[Problem to work on]:
Output every entry below word for word, keeping each line unchanged.

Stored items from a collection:
--------------------------------------------------

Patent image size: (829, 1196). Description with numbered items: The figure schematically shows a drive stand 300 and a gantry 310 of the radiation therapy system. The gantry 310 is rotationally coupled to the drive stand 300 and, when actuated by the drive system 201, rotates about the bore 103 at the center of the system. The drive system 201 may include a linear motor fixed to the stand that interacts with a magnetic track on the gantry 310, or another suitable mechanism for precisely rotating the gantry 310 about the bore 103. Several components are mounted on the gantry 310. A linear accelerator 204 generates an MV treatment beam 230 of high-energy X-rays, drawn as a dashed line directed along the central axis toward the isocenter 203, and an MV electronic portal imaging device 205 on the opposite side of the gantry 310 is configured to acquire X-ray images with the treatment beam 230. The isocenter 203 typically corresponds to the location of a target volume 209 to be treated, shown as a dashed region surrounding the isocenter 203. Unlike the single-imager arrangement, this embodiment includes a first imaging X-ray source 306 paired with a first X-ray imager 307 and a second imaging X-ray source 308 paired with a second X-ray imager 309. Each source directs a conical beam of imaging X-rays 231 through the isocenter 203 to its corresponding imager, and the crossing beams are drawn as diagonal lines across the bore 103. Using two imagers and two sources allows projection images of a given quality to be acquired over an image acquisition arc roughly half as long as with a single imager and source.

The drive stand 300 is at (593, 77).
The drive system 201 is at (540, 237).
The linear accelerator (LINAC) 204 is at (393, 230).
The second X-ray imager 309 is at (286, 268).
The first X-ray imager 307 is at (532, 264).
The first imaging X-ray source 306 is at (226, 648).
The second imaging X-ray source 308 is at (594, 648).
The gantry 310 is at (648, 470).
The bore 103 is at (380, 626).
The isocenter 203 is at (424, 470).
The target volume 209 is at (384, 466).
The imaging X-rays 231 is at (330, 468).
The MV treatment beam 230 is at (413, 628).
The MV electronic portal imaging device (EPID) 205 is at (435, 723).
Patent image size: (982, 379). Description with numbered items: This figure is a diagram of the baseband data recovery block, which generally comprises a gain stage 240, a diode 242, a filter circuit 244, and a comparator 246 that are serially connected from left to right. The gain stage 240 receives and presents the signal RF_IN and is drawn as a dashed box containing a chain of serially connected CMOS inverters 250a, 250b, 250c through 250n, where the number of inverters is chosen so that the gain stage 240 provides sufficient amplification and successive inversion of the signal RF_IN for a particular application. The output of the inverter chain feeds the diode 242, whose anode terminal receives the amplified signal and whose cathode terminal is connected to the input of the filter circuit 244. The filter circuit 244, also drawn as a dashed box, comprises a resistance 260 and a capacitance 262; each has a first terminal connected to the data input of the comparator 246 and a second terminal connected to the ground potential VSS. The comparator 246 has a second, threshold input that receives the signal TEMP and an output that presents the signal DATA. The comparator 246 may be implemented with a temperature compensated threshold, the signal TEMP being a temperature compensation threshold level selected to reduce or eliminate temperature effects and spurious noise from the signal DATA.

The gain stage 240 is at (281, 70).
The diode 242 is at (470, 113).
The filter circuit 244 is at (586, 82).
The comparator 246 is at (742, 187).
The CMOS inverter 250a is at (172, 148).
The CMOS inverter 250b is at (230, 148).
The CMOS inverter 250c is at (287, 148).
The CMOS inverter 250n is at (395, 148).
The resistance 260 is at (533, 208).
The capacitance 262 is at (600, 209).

--------------------------------------------------

[Response to the exercise]:
Patent image size: (829, 1196). Description with numbered items: The figure schematically shows a drive stand 300 and a gantry 310 of the radiation therapy system. The gantry 310 is rotationally coupled to the drive stand 300 and, when actuated by the drive system 201, rotates about the bore 103 at the center of the system. The drive system 201 may include a linear motor fixed to the stand that interacts with a magnetic track on the gantry 310, or another suitable mechanism for precisely rotating the gantry 310 about the bore 103. Several components are mounted on the gantry 310. A linear accelerator 204 generates an MV treatment beam 230 of high-energy X-rays, drawn as a dashed line directed along the central axis toward the isocenter 203, and an MV electronic portal imaging device 205 on the opposite side of the gantry 310 is configured to acquire X-ray images with the treatment beam 230. The isocenter 203 typically corresponds to the location of a target volume 209 to be treated, shown as a dashed region surrounding the isocenter 203. Unlike the single-imager arrangement, this embodiment includes a first imaging X-ray source 306 paired with a first X-ray imager 307 and a second imaging X-ray source 308 paired with a second X-ray imager 309. Each source directs a conical beam of imaging X-rays 231 through the isocenter 203 to its corresponding imager, and the crossing beams are drawn as diagonal lines across the bore 103. Using two imagers and two sources allows projection images of a given quality to be acquired over an image acquisition arc roughly half as long as with a single imager and source.

The drive stand 300 is at (593, 77).
The drive system 201 is at (540, 237).
The linear accelerator (LINAC) 204 is at (393, 230).
The second X-ray imager 309 is at (286, 268).
The first X-ray imager 307 is at (532, 264).
The first imaging X-ray source 306 is at (226, 648).
The second imaging X-ray source 308 is at (594, 648).
The gantry 310 is at (648, 470).
The bore 103 is at (380, 626).
The isocenter 203 is at (424, 470).
The target volume 209 is at (384, 466).
The imaging X-rays 231 is at (330, 468).
The MV treatment beam 230 is at (413, 628).
The MV electronic portal imaging device (EPID) 205 is at (435, 723).
Patent image size: (982, 379). Description with numbered items: This figure is a diagram of the baseband data recovery block, which generally comprises a gain stage 240, a diode 242, a filter circuit 244, and a comparator 246 that are serially connected from left to right. The gain stage 240 receives and presents the signal RF_IN and is drawn as a dashed box containing a chain of serially connected CMOS inverters 250a, 250b, 250c through 250n, where the number of inverters is chosen so that the gain stage 240 provides sufficient amplification and successive inversion of the signal RF_IN for a particular application. The output of the inverter chain feeds the diode 242, whose anode terminal receives the amplified signal and whose cathode terminal is connected to the input of the filter circuit 244. The filter circuit 244, also drawn as a dashed box, comprises a resistance 260 and a capacitance 262; each has a first terminal connected to the data input of the comparator 246 and a second terminal connected to the ground potential VSS. The comparator 246 has a second, threshold input that receives the signal TEMP and an output that presents the signal DATA. The comparator 246 may be implemented with a temperature compensated threshold, the signal TEMP being a temperature compensation threshold level selected to reduce or eliminate temperature effects and spurious noise from the signal DATA.

The gain stage 240 is at (281, 70).
The diode 242 is at (470, 113).
The filter circuit 244 is at (586, 82).
The comparator 246 is at (742, 187).
The CMOS inverter 250a is at (172, 148).
The CMOS inverter 250b is at (230, 148).
The CMOS inverter 250c is at (287, 148).
The CMOS inverter 250n is at (395, 148).
The resistance 260 is at (533, 208).
The capacitance 262 is at (600, 209).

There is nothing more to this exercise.